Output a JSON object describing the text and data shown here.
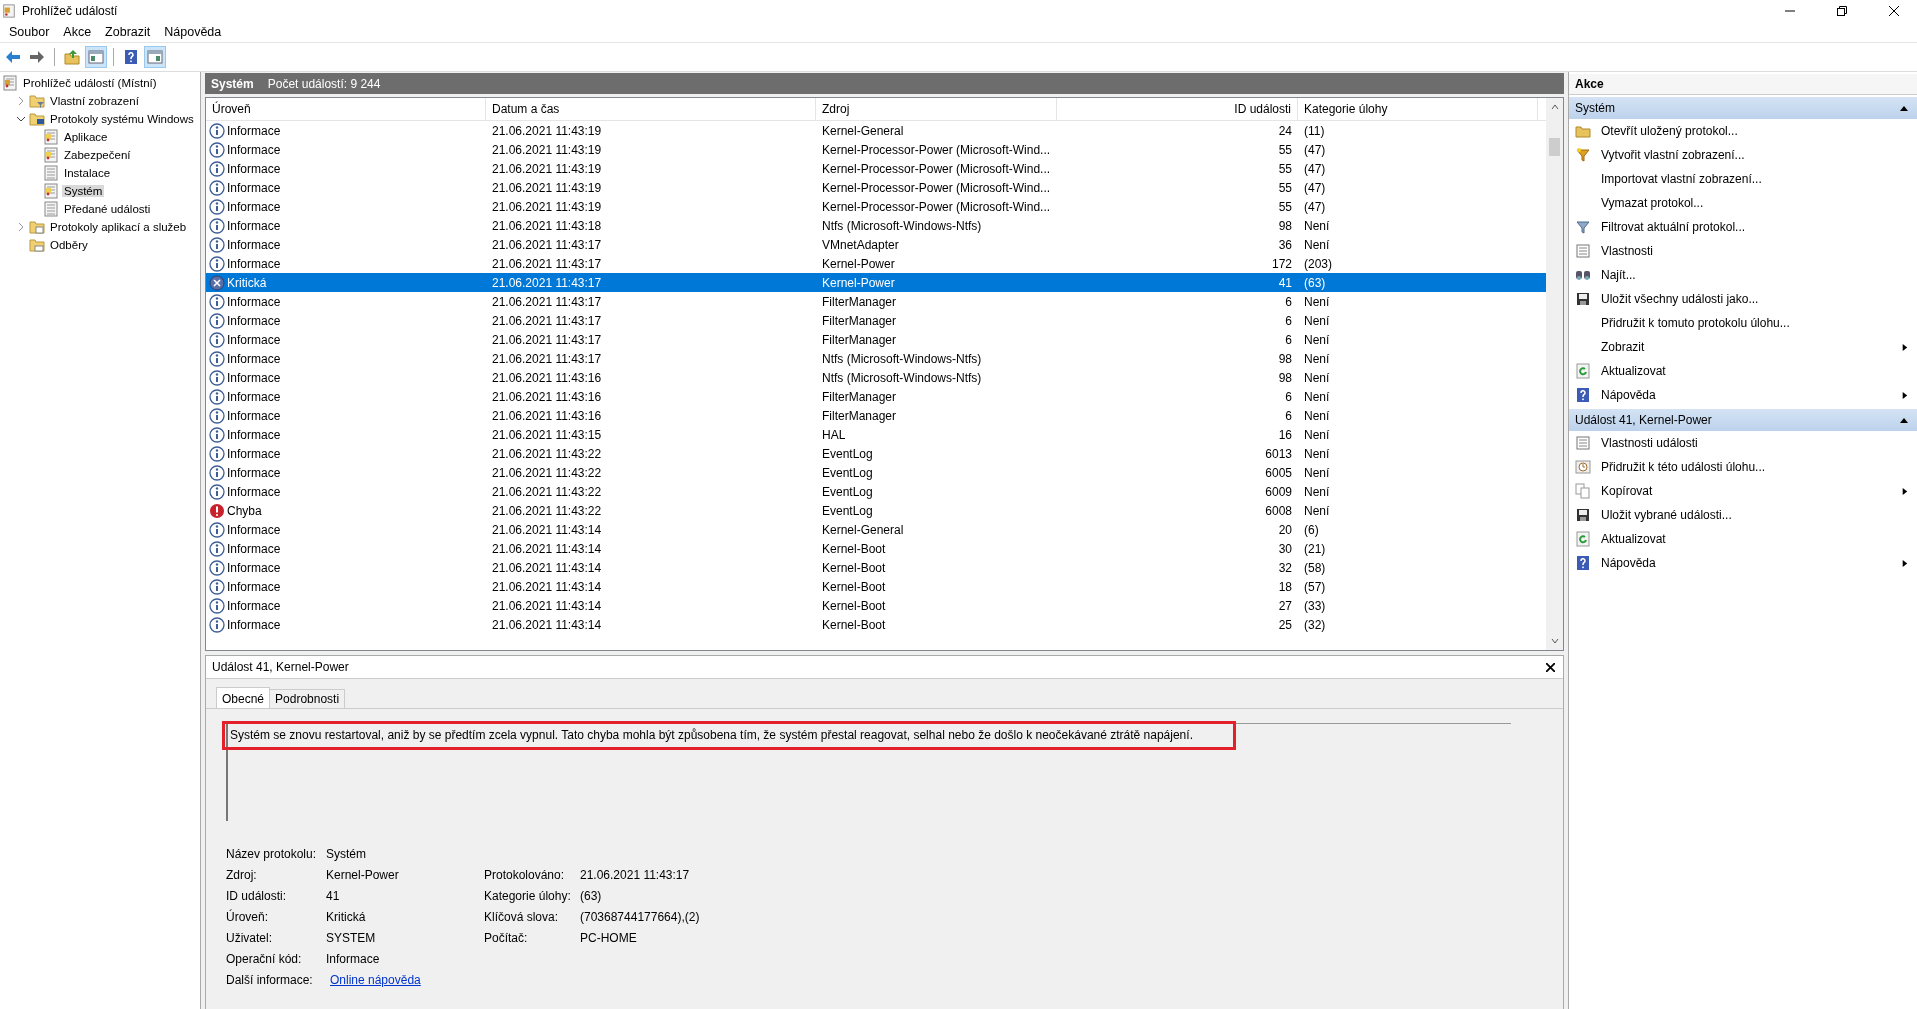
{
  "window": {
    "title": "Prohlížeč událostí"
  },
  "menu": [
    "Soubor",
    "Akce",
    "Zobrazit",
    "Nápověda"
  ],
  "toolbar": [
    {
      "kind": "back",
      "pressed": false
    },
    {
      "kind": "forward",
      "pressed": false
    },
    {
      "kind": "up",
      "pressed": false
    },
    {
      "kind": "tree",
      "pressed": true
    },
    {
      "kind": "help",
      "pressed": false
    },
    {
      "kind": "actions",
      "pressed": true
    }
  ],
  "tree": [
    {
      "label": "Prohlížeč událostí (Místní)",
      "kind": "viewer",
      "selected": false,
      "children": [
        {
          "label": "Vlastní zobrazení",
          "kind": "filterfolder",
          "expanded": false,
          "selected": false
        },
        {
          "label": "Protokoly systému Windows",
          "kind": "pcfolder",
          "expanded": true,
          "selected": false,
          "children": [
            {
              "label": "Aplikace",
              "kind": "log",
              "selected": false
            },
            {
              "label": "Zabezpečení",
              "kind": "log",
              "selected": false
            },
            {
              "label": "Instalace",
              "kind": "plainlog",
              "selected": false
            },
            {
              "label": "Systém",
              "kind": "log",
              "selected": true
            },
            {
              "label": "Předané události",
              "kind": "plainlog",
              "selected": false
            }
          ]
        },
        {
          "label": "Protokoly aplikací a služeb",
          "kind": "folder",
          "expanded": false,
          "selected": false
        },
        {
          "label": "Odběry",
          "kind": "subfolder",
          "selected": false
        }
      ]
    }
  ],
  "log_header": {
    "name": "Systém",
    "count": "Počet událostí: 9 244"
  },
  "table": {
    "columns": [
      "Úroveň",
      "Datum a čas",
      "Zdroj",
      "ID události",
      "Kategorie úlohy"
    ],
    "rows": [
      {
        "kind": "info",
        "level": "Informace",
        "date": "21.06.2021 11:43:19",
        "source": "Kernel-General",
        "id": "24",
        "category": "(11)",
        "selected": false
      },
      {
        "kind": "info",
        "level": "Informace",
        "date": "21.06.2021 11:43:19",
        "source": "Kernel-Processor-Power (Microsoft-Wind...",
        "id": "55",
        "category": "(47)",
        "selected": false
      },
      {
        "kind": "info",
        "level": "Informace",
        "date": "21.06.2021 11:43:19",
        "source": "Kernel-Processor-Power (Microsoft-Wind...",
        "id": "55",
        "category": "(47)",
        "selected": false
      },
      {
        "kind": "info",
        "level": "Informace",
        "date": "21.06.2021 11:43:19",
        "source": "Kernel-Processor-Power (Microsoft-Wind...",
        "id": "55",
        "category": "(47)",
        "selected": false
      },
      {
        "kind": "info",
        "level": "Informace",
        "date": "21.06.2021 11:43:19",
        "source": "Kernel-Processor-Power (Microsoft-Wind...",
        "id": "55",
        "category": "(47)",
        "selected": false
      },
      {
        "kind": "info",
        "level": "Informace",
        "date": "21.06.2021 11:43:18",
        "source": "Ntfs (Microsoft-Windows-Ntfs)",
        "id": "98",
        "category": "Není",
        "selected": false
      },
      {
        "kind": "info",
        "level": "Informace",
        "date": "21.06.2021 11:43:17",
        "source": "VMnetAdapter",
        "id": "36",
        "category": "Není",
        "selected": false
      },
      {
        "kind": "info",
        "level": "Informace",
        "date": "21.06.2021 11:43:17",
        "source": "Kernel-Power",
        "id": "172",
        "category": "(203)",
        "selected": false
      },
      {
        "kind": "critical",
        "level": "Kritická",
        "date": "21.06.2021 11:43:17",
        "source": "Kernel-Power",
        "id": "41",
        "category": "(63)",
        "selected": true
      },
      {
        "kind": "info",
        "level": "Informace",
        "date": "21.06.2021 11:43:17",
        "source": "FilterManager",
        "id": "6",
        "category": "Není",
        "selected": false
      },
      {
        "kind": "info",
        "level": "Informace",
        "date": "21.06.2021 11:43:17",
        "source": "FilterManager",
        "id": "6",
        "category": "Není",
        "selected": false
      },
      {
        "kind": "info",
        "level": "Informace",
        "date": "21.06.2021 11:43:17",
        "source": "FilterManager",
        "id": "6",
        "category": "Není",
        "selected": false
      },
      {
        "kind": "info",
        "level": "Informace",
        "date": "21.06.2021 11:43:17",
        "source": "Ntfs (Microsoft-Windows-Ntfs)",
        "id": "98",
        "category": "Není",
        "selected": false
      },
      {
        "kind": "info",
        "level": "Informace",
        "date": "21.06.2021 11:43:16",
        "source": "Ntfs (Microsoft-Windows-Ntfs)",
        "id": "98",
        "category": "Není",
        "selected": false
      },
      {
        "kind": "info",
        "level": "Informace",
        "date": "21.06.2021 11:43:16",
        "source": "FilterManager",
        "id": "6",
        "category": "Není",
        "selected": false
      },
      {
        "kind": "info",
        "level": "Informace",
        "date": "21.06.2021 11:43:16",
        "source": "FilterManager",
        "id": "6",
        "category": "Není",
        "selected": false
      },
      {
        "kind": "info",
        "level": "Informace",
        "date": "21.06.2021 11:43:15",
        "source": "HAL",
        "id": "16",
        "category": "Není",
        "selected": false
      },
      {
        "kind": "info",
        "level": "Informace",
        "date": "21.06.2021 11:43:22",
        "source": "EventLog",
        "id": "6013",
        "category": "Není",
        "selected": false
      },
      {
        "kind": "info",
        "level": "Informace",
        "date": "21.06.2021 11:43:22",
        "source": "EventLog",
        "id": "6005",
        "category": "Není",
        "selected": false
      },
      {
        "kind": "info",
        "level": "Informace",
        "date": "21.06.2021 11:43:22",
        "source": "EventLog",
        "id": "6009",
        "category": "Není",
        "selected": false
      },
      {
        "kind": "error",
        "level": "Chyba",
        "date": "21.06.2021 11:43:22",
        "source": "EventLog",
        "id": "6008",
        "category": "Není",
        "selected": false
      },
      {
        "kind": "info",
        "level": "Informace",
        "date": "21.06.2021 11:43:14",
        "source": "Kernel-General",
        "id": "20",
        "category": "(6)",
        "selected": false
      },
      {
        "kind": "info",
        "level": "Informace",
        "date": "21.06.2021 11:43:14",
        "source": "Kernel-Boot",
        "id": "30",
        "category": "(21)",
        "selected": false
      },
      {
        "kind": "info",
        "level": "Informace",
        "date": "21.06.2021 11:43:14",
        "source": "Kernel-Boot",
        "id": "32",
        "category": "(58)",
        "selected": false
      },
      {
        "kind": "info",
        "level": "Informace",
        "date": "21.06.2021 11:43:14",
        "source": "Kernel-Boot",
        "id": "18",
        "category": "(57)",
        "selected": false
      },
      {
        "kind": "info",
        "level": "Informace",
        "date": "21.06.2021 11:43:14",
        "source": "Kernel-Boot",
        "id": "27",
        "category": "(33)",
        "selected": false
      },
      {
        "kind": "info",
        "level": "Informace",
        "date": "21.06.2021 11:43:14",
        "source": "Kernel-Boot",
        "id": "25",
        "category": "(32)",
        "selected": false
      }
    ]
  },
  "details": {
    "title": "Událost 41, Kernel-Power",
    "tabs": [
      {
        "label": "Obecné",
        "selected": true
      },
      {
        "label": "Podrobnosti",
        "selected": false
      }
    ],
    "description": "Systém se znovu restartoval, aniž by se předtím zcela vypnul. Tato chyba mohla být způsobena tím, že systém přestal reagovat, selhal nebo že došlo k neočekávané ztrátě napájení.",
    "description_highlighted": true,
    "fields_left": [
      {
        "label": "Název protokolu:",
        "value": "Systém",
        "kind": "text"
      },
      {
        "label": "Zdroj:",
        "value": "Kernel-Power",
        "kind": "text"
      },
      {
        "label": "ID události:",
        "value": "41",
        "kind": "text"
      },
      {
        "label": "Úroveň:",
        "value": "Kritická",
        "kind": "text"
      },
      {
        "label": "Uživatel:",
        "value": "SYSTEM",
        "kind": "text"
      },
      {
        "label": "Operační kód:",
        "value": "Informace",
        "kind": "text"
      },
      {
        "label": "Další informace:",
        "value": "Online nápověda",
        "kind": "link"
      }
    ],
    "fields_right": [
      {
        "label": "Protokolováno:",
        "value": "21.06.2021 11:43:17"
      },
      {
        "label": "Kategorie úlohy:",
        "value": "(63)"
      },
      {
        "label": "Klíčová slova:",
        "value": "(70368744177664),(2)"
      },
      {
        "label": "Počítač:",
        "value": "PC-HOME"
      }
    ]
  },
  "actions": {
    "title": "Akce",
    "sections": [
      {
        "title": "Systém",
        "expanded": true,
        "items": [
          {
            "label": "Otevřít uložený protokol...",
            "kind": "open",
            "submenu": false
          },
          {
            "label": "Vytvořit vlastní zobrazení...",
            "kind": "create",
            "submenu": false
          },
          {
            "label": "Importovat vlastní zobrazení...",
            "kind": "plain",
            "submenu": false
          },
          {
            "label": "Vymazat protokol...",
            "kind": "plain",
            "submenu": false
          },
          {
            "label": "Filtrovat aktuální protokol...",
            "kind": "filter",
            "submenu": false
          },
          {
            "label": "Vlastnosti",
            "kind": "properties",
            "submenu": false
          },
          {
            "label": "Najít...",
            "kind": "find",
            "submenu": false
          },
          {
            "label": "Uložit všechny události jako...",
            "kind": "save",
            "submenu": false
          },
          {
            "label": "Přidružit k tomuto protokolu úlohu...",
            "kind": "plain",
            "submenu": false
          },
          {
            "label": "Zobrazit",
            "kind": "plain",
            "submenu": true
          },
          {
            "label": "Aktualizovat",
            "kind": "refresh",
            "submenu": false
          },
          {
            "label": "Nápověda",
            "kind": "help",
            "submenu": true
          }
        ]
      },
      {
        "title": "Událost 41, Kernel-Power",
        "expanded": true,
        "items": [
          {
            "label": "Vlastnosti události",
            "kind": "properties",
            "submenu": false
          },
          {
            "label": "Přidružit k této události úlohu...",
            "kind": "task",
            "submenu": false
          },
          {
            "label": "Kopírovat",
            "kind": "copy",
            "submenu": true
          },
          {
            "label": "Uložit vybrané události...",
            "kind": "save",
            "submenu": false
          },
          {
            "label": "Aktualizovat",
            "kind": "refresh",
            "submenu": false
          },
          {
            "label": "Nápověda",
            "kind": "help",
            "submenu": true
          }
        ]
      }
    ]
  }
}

________

** Written instruction **
From the records above, work out how many lines contain the string "události". Give only the number.

** The response **
7